Reviews for Kikaider FanfictionTrue Love?
animegirl007 chapter 4 . 3/27/2004
I like to your story...I would like to read more chapters when you get the chance...don't apologize for not updating fast enough...anyone has busy schedules. It just that people like to see how a story turn out. I hope you will finish your fanfiction...Keep up with your writing...
SlayTheInnocent chapter 4 . 12/23/2003
HEY HEY HEY! :) good story well so far lol im not really sure wats going on but i hav seen this show a few times so im kinda in the no. i no i no i sound VERY stupid! but i cant help it lol this is really good! just work on ur spelling a lil lol.

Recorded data
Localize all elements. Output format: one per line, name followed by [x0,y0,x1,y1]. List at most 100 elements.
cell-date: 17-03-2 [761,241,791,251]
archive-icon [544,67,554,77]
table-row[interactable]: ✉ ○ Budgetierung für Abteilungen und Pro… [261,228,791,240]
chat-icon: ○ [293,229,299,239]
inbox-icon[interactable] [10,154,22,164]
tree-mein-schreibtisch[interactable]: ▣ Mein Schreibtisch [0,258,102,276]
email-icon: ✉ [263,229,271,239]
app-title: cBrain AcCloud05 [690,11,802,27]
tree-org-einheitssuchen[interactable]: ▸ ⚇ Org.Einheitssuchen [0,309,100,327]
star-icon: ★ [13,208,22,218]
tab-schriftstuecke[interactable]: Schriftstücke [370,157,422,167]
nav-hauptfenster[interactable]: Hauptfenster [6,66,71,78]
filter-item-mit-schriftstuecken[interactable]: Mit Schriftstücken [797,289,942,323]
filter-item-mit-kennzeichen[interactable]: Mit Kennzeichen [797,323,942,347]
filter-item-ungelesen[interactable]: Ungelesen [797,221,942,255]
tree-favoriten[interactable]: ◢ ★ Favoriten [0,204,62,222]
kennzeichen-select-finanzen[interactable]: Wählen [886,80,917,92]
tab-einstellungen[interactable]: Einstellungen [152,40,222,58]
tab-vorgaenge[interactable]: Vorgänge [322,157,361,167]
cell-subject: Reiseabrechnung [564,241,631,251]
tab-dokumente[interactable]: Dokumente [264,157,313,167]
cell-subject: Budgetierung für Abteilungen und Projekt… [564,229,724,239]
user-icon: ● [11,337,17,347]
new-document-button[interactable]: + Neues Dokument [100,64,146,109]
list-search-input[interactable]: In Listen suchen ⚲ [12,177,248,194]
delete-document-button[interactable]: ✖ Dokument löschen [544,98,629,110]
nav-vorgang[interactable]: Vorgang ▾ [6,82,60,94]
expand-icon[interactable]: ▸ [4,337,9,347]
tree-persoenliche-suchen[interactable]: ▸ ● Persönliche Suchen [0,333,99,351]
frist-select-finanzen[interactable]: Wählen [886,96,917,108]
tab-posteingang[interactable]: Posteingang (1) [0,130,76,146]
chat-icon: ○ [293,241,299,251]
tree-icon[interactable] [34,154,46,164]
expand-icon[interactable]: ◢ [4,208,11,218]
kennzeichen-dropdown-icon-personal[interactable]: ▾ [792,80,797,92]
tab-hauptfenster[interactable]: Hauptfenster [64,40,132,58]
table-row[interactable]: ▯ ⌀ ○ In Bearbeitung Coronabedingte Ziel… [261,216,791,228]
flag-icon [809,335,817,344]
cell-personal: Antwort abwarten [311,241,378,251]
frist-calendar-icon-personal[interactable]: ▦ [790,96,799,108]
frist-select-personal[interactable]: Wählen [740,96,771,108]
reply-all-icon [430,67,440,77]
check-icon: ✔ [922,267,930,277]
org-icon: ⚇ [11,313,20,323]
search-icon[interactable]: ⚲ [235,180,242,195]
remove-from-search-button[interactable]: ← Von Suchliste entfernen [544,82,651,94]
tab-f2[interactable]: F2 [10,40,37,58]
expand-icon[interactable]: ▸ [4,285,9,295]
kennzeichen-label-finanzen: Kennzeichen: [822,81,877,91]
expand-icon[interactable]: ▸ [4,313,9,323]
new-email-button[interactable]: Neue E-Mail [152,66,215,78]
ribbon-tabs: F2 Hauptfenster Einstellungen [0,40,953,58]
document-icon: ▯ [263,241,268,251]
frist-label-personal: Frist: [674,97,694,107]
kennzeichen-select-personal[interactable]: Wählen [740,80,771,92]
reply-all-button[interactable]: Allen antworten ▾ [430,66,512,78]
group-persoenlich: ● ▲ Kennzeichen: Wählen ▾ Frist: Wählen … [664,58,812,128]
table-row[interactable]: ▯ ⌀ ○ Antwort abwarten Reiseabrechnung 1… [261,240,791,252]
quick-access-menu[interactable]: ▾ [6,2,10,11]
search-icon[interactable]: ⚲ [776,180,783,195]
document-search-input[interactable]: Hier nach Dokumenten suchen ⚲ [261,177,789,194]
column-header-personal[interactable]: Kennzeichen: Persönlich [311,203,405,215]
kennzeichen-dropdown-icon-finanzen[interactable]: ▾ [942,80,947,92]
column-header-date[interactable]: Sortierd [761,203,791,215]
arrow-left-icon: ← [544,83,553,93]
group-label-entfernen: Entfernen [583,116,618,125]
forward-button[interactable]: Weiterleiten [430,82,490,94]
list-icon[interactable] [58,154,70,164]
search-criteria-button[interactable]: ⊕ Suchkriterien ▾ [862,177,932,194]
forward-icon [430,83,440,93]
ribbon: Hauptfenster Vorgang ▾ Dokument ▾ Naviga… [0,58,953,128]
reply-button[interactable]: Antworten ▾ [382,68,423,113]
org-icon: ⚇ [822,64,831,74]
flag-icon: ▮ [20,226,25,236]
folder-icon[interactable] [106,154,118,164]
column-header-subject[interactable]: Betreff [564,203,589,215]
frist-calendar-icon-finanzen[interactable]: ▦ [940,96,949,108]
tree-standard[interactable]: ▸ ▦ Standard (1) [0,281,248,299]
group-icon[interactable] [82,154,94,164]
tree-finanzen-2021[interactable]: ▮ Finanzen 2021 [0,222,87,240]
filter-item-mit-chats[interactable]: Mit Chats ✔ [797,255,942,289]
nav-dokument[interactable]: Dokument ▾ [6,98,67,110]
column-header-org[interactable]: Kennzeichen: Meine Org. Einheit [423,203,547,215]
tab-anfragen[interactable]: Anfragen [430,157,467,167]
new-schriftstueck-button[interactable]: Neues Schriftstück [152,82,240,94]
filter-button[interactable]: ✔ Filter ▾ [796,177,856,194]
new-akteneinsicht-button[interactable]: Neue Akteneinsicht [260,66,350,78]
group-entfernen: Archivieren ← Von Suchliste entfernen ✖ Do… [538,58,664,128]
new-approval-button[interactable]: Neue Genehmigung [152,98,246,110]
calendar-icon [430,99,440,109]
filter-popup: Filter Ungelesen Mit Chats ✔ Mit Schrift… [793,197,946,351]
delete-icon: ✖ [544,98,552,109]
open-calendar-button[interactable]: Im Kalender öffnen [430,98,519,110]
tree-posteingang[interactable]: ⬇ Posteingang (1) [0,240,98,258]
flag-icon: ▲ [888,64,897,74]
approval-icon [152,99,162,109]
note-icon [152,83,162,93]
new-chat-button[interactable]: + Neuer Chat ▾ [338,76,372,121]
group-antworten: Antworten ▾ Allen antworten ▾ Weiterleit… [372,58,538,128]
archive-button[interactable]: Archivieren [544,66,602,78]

■ **REQUIRED ACTION 1**: From the Kikaider fanfiction reviews, extract the stretch from "animegirl007 chapter 4" through "with your writing...".
■ **REQUIRED ACTION 2**: According to the Kikaider fanfiction reviews, on what date did animegirl007 post a review?
■ **REQUIRED ACTION 3**: Proceed with the Kikaider fanfiction reviews from where they stop.
The records have no connection to the text.

■ **EXPECTED ANSWER 1**:
animegirl007 chapter 4 . 3/27/2004
I like to your story...I would like to read more chapters when you get the chance...don't apologize for not updating fast enough...anyone has busy schedules. It just that people like to see how a story turn out. I hope you will finish your fanfiction...Keep up with your writing...

■ **EXPECTED ANSWER 2**: 3/27/2004

■ **EXPECTED ANSWER 3**:
PS: I no u've read my story _ big thanks! lol and it was taken off for some reason :'( but its back on now! and with another chapter or 2 o.O cant member lol well neways plz read and review! and i'll keep up with ur story no matter wat! lol
much love bye bye _
xX-Afflicted-Xx chapter 3 . 8/23/2003
I say this with every single one of the fanfics I read on here but I love this one. I love all the ones that i love because if I didn't than I wouldn't submit a review because I don't like being mean about what other people write. So anyway, I love this and hurry up and finish it.
emily-girl20044 chapter 3 . 8/6/2003
i loved your fanfic. i think it is great. & u got Ichiro's charter right on the dot. if u need any help on more chapters, just e-mail.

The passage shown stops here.